Short exercise:
Extract each line where the string "METRICS" shows up.

Supplied data:
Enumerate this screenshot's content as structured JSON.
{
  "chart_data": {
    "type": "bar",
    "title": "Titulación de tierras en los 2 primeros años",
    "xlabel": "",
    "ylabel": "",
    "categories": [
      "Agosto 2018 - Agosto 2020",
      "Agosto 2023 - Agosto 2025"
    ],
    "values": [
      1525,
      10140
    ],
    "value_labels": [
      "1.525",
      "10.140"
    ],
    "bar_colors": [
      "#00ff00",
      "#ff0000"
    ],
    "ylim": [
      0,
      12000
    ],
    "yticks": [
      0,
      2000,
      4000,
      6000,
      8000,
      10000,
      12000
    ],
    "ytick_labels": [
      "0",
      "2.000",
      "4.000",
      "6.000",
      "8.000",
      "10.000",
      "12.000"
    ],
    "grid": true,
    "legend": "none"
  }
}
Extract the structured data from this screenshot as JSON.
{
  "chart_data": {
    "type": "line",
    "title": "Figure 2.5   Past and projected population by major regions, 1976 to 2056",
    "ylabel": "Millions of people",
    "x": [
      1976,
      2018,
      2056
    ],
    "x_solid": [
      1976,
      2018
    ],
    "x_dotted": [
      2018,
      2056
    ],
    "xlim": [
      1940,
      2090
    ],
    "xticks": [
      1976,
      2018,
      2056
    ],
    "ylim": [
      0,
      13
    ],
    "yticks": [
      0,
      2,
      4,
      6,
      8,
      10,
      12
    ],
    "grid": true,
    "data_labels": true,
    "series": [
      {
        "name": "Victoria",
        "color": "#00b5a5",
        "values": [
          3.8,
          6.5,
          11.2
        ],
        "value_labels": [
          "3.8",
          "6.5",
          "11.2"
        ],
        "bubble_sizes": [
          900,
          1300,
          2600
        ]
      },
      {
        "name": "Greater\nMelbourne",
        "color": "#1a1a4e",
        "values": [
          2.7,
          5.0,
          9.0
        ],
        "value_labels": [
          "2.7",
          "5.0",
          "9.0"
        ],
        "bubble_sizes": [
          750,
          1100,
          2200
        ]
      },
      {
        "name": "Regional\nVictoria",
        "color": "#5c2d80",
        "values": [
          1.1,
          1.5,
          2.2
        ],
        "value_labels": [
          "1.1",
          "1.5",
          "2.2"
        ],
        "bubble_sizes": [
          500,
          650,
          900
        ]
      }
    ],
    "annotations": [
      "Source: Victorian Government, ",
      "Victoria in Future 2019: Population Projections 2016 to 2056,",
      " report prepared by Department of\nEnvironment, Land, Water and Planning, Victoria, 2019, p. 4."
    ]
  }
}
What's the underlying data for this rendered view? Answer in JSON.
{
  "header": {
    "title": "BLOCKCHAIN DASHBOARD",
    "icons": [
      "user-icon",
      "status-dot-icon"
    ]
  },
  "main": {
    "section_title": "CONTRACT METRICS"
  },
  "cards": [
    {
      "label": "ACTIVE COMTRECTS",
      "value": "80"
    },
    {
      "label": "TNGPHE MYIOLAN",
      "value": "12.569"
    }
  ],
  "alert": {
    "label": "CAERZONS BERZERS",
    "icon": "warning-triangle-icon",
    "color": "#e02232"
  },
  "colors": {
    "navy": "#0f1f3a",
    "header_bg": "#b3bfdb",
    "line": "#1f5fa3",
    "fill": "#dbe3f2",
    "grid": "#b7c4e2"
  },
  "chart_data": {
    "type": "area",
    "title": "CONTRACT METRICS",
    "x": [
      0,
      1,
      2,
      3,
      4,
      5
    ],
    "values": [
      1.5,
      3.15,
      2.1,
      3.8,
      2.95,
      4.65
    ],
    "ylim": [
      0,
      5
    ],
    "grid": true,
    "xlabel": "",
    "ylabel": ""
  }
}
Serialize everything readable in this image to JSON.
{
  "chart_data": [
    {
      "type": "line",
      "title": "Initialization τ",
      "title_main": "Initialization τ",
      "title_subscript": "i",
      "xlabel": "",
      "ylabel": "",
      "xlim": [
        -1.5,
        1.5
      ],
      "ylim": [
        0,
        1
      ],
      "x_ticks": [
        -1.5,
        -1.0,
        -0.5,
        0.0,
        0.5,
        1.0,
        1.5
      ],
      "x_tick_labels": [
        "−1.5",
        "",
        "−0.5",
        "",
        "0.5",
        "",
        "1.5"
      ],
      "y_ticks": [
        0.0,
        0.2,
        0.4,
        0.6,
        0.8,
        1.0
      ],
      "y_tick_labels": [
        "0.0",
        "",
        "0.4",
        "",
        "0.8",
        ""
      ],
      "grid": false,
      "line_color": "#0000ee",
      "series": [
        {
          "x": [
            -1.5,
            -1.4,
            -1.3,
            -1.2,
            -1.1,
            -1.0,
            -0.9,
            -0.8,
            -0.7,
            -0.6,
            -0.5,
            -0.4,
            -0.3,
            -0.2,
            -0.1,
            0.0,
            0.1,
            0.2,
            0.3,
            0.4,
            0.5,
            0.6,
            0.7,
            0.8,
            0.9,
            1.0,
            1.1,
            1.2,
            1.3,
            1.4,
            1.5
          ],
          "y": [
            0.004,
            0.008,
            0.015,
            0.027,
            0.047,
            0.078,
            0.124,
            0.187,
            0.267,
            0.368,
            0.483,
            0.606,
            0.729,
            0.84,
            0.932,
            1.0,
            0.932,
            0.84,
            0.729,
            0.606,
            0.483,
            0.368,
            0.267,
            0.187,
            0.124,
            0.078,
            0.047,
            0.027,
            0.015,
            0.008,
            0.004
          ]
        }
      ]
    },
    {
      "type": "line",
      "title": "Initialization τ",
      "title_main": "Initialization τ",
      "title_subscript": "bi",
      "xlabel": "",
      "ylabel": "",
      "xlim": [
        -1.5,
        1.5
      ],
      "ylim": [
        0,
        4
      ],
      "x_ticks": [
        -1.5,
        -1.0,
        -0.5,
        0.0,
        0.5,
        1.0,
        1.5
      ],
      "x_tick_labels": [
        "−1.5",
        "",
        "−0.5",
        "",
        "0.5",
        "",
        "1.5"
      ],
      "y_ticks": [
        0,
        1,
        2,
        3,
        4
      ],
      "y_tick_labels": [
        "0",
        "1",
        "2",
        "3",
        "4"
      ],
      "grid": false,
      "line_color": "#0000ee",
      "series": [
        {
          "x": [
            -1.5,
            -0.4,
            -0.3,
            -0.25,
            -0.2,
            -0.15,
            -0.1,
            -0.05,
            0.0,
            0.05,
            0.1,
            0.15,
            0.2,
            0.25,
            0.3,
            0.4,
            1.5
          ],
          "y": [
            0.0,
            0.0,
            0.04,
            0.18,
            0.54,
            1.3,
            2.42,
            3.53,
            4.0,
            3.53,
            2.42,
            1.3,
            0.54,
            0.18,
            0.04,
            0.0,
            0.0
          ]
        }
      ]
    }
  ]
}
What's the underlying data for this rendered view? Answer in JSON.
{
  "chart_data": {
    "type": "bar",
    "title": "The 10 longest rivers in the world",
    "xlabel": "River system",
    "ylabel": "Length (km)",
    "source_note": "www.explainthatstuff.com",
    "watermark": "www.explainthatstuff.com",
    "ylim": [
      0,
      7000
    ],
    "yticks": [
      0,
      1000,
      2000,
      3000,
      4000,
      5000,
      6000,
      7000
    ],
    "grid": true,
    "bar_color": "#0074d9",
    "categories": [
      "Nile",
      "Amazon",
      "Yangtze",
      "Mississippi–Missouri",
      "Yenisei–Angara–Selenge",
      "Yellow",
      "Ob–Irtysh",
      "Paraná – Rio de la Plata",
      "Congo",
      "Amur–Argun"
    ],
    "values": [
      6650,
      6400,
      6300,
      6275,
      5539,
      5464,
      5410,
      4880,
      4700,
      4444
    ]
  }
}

Answer to this exercise:
    "section_title": "CONTRACT METRICS"
    "title": "CONTRACT METRICS",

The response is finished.